• _Task requirements_
Work out how many lines of the listing hold "IMALENT", then state only that count.

(Dataset entries on figures)
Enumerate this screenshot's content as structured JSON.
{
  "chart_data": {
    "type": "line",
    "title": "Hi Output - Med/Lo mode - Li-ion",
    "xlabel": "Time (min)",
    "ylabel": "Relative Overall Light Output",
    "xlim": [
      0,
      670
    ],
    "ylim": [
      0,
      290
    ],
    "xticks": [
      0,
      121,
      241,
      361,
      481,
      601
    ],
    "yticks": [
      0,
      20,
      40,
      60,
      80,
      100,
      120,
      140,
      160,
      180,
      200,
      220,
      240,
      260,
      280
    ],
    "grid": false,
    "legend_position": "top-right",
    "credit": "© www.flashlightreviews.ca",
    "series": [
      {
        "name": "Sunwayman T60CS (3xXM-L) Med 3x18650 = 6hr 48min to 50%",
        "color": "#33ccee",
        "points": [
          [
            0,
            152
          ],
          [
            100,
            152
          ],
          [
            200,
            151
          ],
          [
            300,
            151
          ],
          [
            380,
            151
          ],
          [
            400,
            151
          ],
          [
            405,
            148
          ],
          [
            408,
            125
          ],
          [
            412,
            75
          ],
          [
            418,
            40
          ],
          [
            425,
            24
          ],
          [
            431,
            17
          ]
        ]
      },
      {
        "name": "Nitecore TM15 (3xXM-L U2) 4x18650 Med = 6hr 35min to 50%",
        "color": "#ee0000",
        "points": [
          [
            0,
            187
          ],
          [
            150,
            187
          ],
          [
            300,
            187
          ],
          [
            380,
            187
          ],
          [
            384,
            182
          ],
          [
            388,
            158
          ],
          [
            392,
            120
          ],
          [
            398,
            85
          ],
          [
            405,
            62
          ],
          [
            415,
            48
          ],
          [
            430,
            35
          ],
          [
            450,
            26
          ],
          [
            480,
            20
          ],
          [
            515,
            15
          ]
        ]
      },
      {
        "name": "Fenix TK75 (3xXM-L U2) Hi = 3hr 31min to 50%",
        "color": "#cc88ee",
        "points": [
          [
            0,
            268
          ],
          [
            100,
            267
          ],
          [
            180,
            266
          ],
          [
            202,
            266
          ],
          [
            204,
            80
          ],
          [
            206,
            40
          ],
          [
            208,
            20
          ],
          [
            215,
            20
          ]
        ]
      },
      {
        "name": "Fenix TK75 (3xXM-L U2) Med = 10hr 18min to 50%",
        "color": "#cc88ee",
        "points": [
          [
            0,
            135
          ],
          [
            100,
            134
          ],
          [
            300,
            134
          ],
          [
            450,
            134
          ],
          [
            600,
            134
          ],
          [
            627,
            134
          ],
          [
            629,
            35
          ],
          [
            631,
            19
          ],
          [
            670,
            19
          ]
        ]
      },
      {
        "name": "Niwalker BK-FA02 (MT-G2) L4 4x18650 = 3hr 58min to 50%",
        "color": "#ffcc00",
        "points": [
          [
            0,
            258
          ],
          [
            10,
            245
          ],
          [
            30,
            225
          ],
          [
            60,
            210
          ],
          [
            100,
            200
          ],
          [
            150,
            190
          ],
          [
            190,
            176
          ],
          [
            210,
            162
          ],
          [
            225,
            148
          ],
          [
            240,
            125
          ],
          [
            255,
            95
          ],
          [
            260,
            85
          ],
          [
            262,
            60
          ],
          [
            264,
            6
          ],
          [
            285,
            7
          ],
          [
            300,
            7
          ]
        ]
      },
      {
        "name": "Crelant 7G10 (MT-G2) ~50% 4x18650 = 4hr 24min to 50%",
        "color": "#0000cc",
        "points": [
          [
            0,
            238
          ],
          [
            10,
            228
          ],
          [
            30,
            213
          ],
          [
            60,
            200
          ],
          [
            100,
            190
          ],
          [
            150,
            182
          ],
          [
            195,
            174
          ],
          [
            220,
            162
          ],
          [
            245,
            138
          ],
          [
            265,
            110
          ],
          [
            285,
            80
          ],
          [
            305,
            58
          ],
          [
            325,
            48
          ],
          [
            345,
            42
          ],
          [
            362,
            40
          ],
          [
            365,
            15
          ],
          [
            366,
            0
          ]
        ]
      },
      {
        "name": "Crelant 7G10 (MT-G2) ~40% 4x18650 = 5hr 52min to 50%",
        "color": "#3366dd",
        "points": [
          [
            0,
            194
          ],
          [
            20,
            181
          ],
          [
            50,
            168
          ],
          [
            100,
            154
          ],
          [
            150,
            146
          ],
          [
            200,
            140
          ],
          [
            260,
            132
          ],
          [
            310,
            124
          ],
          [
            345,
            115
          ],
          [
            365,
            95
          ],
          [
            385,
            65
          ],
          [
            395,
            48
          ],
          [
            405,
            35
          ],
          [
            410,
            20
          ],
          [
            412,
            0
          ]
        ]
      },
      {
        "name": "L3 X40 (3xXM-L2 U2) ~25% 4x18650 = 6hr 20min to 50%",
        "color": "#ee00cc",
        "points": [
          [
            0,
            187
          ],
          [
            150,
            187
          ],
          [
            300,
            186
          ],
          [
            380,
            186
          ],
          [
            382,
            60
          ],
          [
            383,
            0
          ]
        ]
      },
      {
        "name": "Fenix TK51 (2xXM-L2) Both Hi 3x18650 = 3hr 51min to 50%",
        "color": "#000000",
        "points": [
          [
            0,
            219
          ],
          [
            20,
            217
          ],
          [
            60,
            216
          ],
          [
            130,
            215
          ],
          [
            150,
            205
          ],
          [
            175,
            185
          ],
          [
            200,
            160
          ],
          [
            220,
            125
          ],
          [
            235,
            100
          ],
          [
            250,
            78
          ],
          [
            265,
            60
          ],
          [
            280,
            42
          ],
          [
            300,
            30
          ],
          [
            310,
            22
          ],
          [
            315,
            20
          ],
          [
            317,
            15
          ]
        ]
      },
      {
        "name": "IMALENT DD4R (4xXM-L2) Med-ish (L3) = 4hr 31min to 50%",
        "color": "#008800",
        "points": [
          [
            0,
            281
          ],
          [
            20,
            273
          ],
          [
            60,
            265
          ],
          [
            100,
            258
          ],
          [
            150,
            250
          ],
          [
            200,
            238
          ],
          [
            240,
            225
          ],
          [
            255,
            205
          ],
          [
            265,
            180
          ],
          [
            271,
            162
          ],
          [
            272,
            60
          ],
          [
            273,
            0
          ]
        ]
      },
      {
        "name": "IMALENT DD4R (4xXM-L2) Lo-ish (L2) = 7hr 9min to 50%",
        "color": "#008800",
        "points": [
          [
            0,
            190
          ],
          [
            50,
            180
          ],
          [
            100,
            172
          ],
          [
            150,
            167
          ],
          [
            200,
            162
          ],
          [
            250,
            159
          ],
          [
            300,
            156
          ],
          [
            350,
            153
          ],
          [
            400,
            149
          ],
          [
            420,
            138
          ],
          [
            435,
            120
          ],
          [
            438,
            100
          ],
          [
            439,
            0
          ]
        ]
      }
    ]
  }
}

• _Correct output_
2